→ WRITTEN TASK
Copy all lines of the listing that include the string "title".

→ RECORD EXCERPTS
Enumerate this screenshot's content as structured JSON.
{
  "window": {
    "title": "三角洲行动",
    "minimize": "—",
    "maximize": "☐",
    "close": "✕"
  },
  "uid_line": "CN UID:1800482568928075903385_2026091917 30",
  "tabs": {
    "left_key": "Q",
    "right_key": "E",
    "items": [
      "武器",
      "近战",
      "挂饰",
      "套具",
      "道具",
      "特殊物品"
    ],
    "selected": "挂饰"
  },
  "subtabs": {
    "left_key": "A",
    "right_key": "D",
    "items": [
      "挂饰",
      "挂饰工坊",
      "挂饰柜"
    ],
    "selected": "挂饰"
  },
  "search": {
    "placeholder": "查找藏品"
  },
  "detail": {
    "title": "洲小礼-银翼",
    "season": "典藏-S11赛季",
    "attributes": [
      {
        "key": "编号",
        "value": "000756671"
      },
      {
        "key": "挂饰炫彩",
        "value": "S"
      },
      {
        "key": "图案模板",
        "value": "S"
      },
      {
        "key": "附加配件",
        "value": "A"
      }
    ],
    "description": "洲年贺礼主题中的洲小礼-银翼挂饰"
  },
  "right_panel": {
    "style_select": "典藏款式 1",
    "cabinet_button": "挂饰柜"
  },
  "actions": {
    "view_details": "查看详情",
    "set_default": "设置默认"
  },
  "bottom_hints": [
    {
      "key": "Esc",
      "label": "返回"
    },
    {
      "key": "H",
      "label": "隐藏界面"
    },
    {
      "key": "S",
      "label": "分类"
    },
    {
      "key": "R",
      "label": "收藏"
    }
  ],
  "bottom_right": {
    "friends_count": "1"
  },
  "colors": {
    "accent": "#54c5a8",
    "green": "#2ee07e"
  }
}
--
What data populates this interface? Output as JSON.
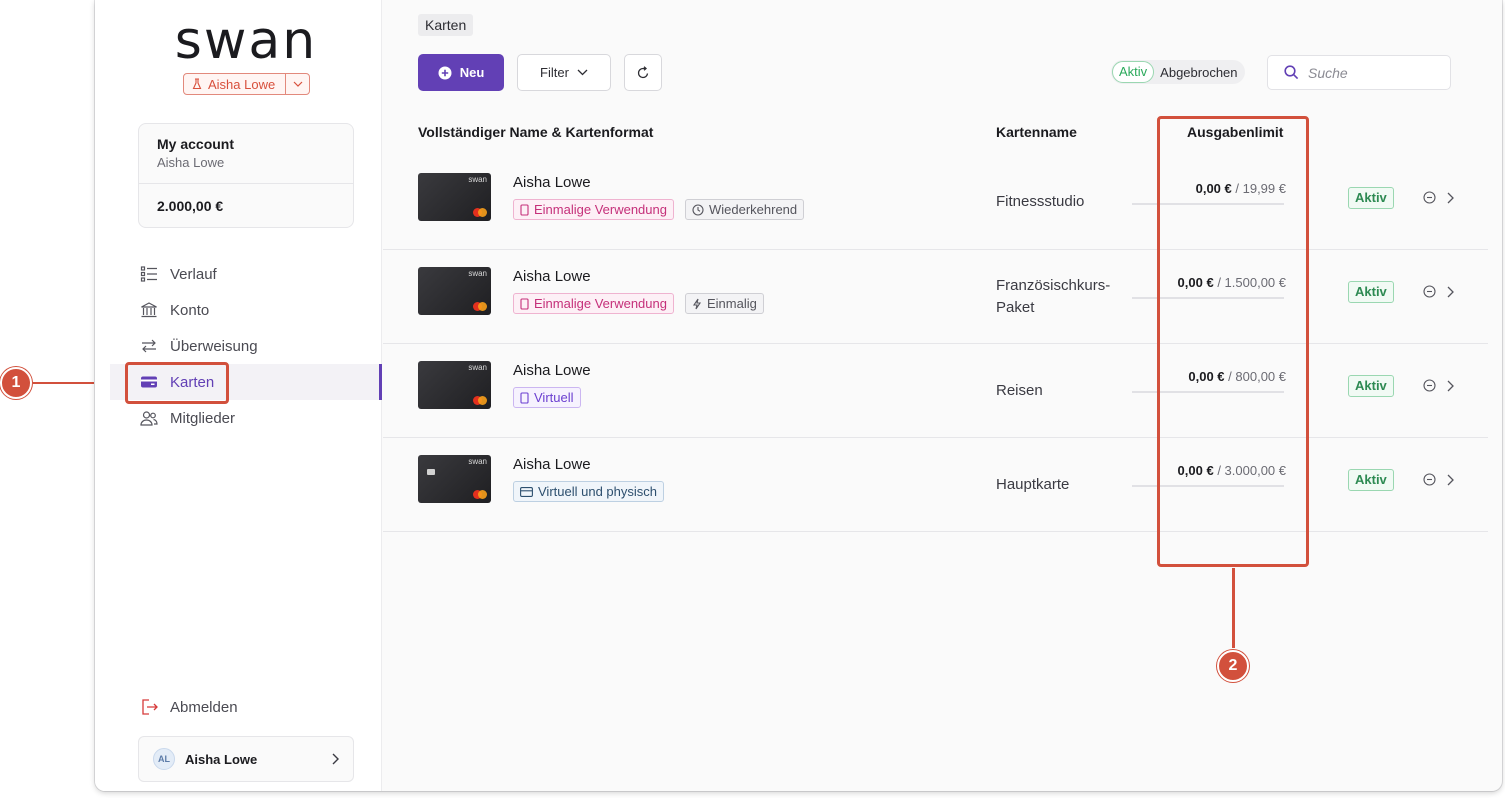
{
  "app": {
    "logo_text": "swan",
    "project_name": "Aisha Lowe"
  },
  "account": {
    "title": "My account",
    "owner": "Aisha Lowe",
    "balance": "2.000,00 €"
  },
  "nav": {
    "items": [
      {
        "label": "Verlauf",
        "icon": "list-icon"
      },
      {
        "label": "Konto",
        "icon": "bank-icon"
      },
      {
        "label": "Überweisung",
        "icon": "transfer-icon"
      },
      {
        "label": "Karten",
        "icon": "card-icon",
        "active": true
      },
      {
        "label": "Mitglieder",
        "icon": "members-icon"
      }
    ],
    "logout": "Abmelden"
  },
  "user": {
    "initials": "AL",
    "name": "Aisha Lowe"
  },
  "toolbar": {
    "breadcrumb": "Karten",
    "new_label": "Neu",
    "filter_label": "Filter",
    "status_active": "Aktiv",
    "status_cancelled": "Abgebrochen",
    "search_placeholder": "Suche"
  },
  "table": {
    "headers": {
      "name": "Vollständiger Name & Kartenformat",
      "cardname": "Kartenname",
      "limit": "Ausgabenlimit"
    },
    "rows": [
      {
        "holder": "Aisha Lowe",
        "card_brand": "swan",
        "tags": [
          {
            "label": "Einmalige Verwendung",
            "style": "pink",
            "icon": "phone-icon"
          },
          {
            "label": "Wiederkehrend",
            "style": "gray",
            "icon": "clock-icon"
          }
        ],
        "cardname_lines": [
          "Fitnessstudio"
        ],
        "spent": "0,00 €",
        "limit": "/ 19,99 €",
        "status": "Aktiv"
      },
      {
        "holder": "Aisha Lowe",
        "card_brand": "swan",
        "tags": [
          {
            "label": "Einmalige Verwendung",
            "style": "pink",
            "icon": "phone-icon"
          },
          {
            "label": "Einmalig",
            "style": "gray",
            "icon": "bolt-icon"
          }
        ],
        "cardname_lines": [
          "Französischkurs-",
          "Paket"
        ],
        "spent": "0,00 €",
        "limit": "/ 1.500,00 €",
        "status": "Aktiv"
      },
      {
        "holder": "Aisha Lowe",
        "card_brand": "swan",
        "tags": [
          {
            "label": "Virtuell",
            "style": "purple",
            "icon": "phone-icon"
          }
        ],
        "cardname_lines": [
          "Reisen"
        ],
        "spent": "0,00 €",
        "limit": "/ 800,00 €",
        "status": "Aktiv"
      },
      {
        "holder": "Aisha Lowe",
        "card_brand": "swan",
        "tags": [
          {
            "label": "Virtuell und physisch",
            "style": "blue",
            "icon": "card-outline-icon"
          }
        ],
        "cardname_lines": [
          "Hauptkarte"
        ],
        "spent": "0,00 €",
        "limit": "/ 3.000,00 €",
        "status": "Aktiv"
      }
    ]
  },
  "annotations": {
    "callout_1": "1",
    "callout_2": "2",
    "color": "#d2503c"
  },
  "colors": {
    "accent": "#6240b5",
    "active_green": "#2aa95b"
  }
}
---
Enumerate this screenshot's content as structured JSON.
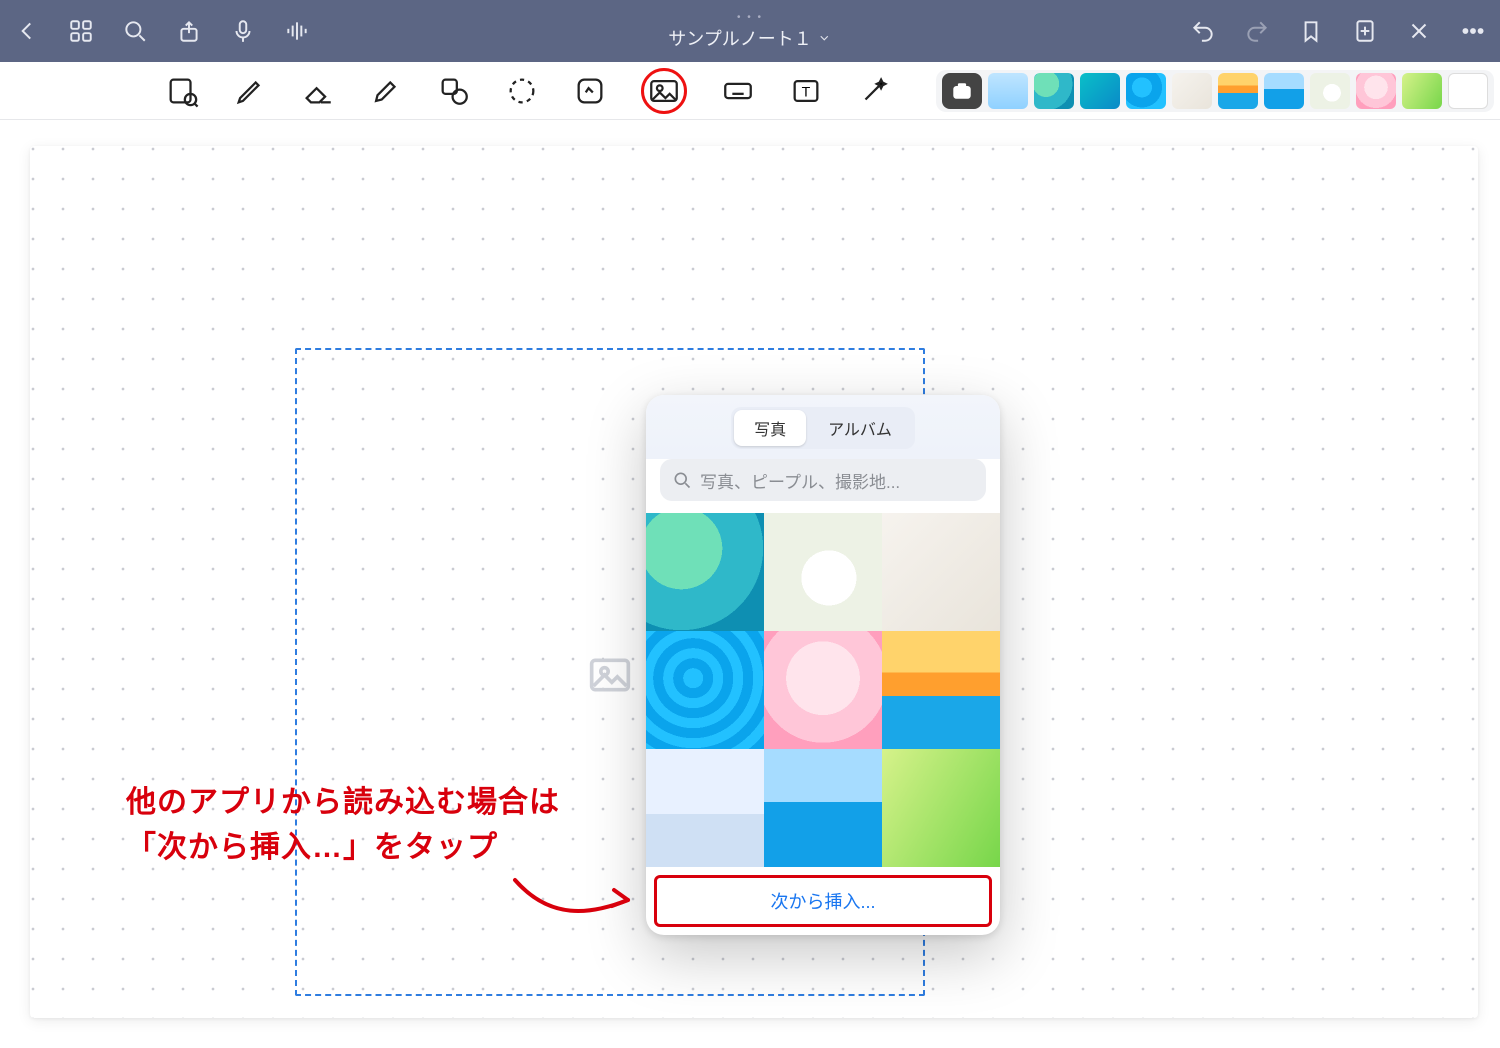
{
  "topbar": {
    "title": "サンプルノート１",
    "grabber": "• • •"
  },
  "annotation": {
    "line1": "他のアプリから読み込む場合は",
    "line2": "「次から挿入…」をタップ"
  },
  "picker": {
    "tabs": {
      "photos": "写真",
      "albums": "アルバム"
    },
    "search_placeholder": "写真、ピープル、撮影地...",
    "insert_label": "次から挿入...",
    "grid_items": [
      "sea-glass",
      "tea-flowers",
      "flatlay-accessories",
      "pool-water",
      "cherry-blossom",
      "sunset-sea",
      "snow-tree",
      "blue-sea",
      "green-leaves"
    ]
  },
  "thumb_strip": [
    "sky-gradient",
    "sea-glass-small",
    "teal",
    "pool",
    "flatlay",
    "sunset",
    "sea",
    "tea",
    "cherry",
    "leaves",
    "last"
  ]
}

→ CORRECT OUTPUT
    "title": "三角洲行动",
    "title": "洲小礼-银翼",
    "title": "My account",
    "title": "サンプルノート１",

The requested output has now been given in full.